**AIM**
The records below are to be repeated in full, exactly as they are.
--- EXTRACTED MATERIAL ---
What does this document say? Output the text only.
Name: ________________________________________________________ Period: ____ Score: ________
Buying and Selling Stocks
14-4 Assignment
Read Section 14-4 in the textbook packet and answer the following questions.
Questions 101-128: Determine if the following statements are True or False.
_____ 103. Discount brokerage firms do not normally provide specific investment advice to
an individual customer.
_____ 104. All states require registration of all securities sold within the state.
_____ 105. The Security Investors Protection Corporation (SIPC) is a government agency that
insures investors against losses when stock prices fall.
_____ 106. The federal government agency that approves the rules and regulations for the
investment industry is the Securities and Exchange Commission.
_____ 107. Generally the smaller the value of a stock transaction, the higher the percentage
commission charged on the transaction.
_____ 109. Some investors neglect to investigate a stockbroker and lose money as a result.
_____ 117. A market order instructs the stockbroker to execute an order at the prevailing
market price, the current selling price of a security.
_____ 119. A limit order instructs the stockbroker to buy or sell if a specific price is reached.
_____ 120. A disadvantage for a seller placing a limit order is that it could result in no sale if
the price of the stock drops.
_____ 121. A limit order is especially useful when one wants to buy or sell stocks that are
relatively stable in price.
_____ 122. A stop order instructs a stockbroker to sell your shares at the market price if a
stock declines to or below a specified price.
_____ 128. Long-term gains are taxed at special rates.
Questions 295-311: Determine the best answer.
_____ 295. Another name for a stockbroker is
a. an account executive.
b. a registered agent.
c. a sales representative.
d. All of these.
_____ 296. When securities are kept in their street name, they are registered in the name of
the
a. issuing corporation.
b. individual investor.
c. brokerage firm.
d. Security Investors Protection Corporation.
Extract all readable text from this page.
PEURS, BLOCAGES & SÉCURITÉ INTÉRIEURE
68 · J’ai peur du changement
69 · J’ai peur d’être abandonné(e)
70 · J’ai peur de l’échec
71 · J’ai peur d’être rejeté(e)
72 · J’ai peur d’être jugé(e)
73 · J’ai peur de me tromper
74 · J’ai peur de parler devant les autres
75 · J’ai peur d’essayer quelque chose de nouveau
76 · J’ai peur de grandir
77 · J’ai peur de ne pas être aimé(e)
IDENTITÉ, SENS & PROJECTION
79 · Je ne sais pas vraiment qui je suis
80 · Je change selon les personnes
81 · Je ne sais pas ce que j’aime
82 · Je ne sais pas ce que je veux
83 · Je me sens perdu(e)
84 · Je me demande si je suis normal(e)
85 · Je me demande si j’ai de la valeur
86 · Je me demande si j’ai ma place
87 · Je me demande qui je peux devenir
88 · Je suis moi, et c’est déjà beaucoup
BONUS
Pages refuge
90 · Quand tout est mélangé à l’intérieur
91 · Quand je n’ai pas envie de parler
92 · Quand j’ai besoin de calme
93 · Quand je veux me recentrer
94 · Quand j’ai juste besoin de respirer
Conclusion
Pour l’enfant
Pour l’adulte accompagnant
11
---
**FINISHED TASK**
What does this document say? Output the text only.
Name: ________________________________________________________ Period: ____ Score: ________
Buying and Selling Stocks
14-4 Assignment
Read Section 14-4 in the textbook packet and answer the following questions.
Questions 101-128: Determine if the following statements are True or False.
_____ 103. Discount brokerage firms do not normally provide specific investment advice to
an individual customer.
_____ 104. All states require registration of all securities sold within the state.
_____ 105. The Security Investors Protection Corporation (SIPC) is a government agency that
insures investors against losses when stock prices fall.
_____ 106. The federal government agency that approves the rules and regulations for the
investment industry is the Securities and Exchange Commission.
_____ 107. Generally the smaller the value of a stock transaction, the higher the percentage
commission charged on the transaction.
_____ 109. Some investors neglect to investigate a stockbroker and lose money as a result.
_____ 117. A market order instructs the stockbroker to execute an order at the prevailing
market price, the current selling price of a security.
_____ 119. A limit order instructs the stockbroker to buy or sell if a specific price is reached.
_____ 120. A disadvantage for a seller placing a limit order is that it could result in no sale if
the price of the stock drops.
_____ 121. A limit order is especially useful when one wants to buy or sell stocks that are
relatively stable in price.
_____ 122. A stop order instructs a stockbroker to sell your shares at the market price if a
stock declines to or below a specified price.
_____ 128. Long-term gains are taxed at special rates.
Questions 295-311: Determine the best answer.
_____ 295. Another name for a stockbroker is
a. an account executive.
b. a registered agent.
c. a sales representative.
d. All of these.
_____ 296. When securities are kept in their street name, they are registered in the name of
the
a. issuing corporation.
b. individual investor.
c. brokerage firm.
d. Security Investors Protection Corporation.
Extract all readable text from this page.
PEURS, BLOCAGES & SÉCURITÉ INTÉRIEURE
68 · J’ai peur du changement
69 · J’ai peur d’être abandonné(e)
70 · J’ai peur de l’échec
71 · J’ai peur d’être rejeté(e)
72 · J’ai peur d’être jugé(e)
73 · J’ai peur de me tromper
74 · J’ai peur de parler devant les autres
75 · J’ai peur d’essayer quelque chose de nouveau
76 · J’ai peur de grandir
77 · J’ai peur de ne pas être aimé(e)
IDENTITÉ, SENS & PROJECTION
79 · Je ne sais pas vraiment qui je suis
80 · Je change selon les personnes
81 · Je ne sais pas ce que j’aime
82 · Je ne sais pas ce que je veux
83 · Je me sens perdu(e)
84 · Je me demande si je suis normal(e)
85 · Je me demande si j’ai de la valeur
86 · Je me demande si j’ai ma place
87 · Je me demande qui je peux devenir
88 · Je suis moi, et c’est déjà beaucoup
BONUS
Pages refuge
90 · Quand tout est mélangé à l’intérieur
91 · Quand je n’ai pas envie de parler
92 · Quand j’ai besoin de calme
93 · Quand je veux me recentrer
94 · Quand j’ai juste besoin de respirer
Conclusion
Pour l’enfant
Pour l’adulte accompagnant
11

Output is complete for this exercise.